Aim of the exercise: Set down each entry from the block beneath, exactly as written.

Material to process:
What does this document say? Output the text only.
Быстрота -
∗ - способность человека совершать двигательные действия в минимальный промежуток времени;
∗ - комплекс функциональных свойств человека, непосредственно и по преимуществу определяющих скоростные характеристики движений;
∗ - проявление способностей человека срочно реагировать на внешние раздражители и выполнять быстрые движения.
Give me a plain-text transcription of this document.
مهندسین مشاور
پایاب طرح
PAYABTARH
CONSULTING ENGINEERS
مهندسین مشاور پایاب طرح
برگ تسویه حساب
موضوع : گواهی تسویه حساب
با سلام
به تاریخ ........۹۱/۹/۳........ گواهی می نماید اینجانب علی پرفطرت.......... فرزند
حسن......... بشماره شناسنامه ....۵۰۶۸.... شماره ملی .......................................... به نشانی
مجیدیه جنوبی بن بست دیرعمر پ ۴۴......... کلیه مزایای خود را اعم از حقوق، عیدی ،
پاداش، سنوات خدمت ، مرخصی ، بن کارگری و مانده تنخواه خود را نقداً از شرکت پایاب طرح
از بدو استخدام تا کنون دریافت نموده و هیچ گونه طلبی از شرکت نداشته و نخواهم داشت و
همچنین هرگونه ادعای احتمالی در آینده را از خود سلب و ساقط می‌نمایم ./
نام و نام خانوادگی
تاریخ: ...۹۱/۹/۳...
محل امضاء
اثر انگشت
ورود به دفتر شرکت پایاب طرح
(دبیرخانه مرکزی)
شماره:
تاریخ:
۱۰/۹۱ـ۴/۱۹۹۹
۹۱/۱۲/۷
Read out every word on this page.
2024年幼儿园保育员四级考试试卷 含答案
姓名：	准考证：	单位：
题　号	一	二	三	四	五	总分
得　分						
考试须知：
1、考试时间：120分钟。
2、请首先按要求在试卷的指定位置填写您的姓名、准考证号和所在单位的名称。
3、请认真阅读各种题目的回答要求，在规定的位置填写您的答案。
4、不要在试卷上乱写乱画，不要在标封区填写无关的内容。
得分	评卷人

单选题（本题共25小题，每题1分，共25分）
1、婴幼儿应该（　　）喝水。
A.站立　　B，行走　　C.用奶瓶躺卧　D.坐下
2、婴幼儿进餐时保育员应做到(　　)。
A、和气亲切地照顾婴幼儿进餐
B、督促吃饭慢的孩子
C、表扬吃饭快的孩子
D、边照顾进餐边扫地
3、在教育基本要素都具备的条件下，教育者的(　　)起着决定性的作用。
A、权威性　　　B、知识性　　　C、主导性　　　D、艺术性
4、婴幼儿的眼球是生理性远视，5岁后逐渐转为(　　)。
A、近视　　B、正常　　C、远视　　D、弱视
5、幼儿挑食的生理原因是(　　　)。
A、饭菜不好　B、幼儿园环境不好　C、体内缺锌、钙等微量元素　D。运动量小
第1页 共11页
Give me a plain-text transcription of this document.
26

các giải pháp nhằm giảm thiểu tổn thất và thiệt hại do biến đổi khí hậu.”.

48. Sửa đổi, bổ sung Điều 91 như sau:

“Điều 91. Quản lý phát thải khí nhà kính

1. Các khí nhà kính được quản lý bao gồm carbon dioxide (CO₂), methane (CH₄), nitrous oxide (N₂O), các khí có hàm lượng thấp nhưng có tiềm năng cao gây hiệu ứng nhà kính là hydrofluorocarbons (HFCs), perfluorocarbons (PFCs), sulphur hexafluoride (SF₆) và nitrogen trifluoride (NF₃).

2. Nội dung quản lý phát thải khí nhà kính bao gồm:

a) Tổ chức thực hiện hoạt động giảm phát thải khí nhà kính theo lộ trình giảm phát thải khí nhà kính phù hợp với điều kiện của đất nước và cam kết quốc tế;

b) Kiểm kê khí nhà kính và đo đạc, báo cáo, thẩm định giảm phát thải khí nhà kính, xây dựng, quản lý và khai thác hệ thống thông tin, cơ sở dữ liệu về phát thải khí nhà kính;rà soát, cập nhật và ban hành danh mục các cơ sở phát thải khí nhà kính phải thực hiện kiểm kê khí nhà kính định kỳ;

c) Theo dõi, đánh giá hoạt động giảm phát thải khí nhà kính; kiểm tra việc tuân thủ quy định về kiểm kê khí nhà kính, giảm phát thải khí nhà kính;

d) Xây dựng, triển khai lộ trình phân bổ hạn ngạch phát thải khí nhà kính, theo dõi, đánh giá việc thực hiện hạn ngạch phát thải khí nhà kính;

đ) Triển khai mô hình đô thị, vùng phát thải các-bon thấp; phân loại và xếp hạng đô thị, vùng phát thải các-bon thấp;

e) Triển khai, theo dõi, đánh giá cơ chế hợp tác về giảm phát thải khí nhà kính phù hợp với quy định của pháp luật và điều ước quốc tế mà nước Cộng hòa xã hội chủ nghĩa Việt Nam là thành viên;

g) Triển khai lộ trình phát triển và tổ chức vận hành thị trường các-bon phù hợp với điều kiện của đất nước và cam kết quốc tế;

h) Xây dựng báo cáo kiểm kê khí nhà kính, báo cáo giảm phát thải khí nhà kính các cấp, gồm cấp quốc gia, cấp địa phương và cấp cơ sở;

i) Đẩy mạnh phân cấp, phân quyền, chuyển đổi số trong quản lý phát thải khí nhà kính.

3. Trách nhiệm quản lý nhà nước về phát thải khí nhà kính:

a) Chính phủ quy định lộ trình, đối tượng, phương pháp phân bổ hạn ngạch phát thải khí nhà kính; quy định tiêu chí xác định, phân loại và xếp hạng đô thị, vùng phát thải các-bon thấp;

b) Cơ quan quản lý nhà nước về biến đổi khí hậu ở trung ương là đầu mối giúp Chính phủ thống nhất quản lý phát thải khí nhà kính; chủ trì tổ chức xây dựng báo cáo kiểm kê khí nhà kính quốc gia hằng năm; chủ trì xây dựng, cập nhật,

Final result:
What does this document say? Output the text only.
Быстрота -
∗ - способность человека совершать двигательные действия в минимальный промежуток времени;
∗ - комплекс функциональных свойств человека, непосредственно и по преимуществу определяющих скоростные характеристики движений;
∗ - проявление способностей человека срочно реагировать на внешние раздражители и выполнять быстрые движения.
Give me a plain-text transcription of this document.
مهندسین مشاور
پایاب طرح
PAYABTARH
CONSULTING ENGINEERS
مهندسین مشاور پایاب طرح
برگ تسویه حساب
موضوع : گواهی تسویه حساب
با سلام
به تاریخ ........۹۱/۹/۳........ گواهی می نماید اینجانب علی پرفطرت.......... فرزند
حسن......... بشماره شناسنامه ....۵۰۶۸.... شماره ملی .......................................... به نشانی
مجیدیه جنوبی بن بست دیرعمر پ ۴۴......... کلیه مزایای خود را اعم از حقوق، عیدی ،
پاداش، سنوات خدمت ، مرخصی ، بن کارگری و مانده تنخواه خود را نقداً از شرکت پایاب طرح
از بدو استخدام تا کنون دریافت نموده و هیچ گونه طلبی از شرکت نداشته و نخواهم داشت و
همچنین هرگونه ادعای احتمالی در آینده را از خود سلب و ساقط می‌نمایم ./
نام و نام خانوادگی
تاریخ: ...۹۱/۹/۳...
محل امضاء
اثر انگشت
ورود به دفتر شرکت پایاب طرح
(دبیرخانه مرکزی)
شماره:
تاریخ:
۱۰/۹۱ـ۴/۱۹۹۹
۹۱/۱۲/۷
Read out every word on this page.
2024年幼儿园保育员四级考试试卷 含答案
姓名：	准考证：	单位：
题　号	一	二	三	四	五	总分
得　分						
考试须知：
1、考试时间：120分钟。
2、请首先按要求在试卷的指定位置填写您的姓名、准考证号和所在单位的名称。
3、请认真阅读各种题目的回答要求，在规定的位置填写您的答案。
4、不要在试卷上乱写乱画，不要在标封区填写无关的内容。
得分	评卷人

单选题（本题共25小题，每题1分，共25分）
1、婴幼儿应该（　　）喝水。
A.站立　　B，行走　　C.用奶瓶躺卧　D.坐下
2、婴幼儿进餐时保育员应做到(　　)。
A、和气亲切地照顾婴幼儿进餐
B、督促吃饭慢的孩子
C、表扬吃饭快的孩子
D、边照顾进餐边扫地
3、在教育基本要素都具备的条件下，教育者的(　　)起着决定性的作用。
A、权威性　　　B、知识性　　　C、主导性　　　D、艺术性
4、婴幼儿的眼球是生理性远视，5岁后逐渐转为(　　)。
A、近视　　B、正常　　C、远视　　D、弱视
5、幼儿挑食的生理原因是(　　　)。
A、饭菜不好　B、幼儿园环境不好　C、体内缺锌、钙等微量元素　D。运动量小
第1页 共11页
Give me a plain-text transcription of this document.
26

các giải pháp nhằm giảm thiểu tổn thất và thiệt hại do biến đổi khí hậu.”.

48. Sửa đổi, bổ sung Điều 91 như sau:

“Điều 91. Quản lý phát thải khí nhà kính

1. Các khí nhà kính được quản lý bao gồm carbon dioxide (CO₂), methane (CH₄), nitrous oxide (N₂O), các khí có hàm lượng thấp nhưng có tiềm năng cao gây hiệu ứng nhà kính là hydrofluorocarbons (HFCs), perfluorocarbons (PFCs), sulphur hexafluoride (SF₆) và nitrogen trifluoride (NF₃).

2. Nội dung quản lý phát thải khí nhà kính bao gồm:

a) Tổ chức thực hiện hoạt động giảm phát thải khí nhà kính theo lộ trình giảm phát thải khí nhà kính phù hợp với điều kiện của đất nước và cam kết quốc tế;

b) Kiểm kê khí nhà kính và đo đạc, báo cáo, thẩm định giảm phát thải khí nhà kính, xây dựng, quản lý và khai thác hệ thống thông tin, cơ sở dữ liệu về phát thải khí nhà kính;rà soát, cập nhật và ban hành danh mục các cơ sở phát thải khí nhà kính phải thực hiện kiểm kê khí nhà kính định kỳ;

c) Theo dõi, đánh giá hoạt động giảm phát thải khí nhà kính; kiểm tra việc tuân thủ quy định về kiểm kê khí nhà kính, giảm phát thải khí nhà kính;

d) Xây dựng, triển khai lộ trình phân bổ hạn ngạch phát thải khí nhà kính, theo dõi, đánh giá việc thực hiện hạn ngạch phát thải khí nhà kính;

đ) Triển khai mô hình đô thị, vùng phát thải các-bon thấp; phân loại và xếp hạng đô thị, vùng phát thải các-bon thấp;

e) Triển khai, theo dõi, đánh giá cơ chế hợp tác về giảm phát thải khí nhà kính phù hợp với quy định của pháp luật và điều ước quốc tế mà nước Cộng hòa xã hội chủ nghĩa Việt Nam là thành viên;

g) Triển khai lộ trình phát triển và tổ chức vận hành thị trường các-bon phù hợp với điều kiện của đất nước và cam kết quốc tế;

h) Xây dựng báo cáo kiểm kê khí nhà kính, báo cáo giảm phát thải khí nhà kính các cấp, gồm cấp quốc gia, cấp địa phương và cấp cơ sở;

i) Đẩy mạnh phân cấp, phân quyền, chuyển đổi số trong quản lý phát thải khí nhà kính.

3. Trách nhiệm quản lý nhà nước về phát thải khí nhà kính:

a) Chính phủ quy định lộ trình, đối tượng, phương pháp phân bổ hạn ngạch phát thải khí nhà kính; quy định tiêu chí xác định, phân loại và xếp hạng đô thị, vùng phát thải các-bon thấp;

b) Cơ quan quản lý nhà nước về biến đổi khí hậu ở trung ương là đầu mối giúp Chính phủ thống nhất quản lý phát thải khí nhà kính; chủ trì tổ chức xây dựng báo cáo kiểm kê khí nhà kính quốc gia hằng năm; chủ trì xây dựng, cập nhật,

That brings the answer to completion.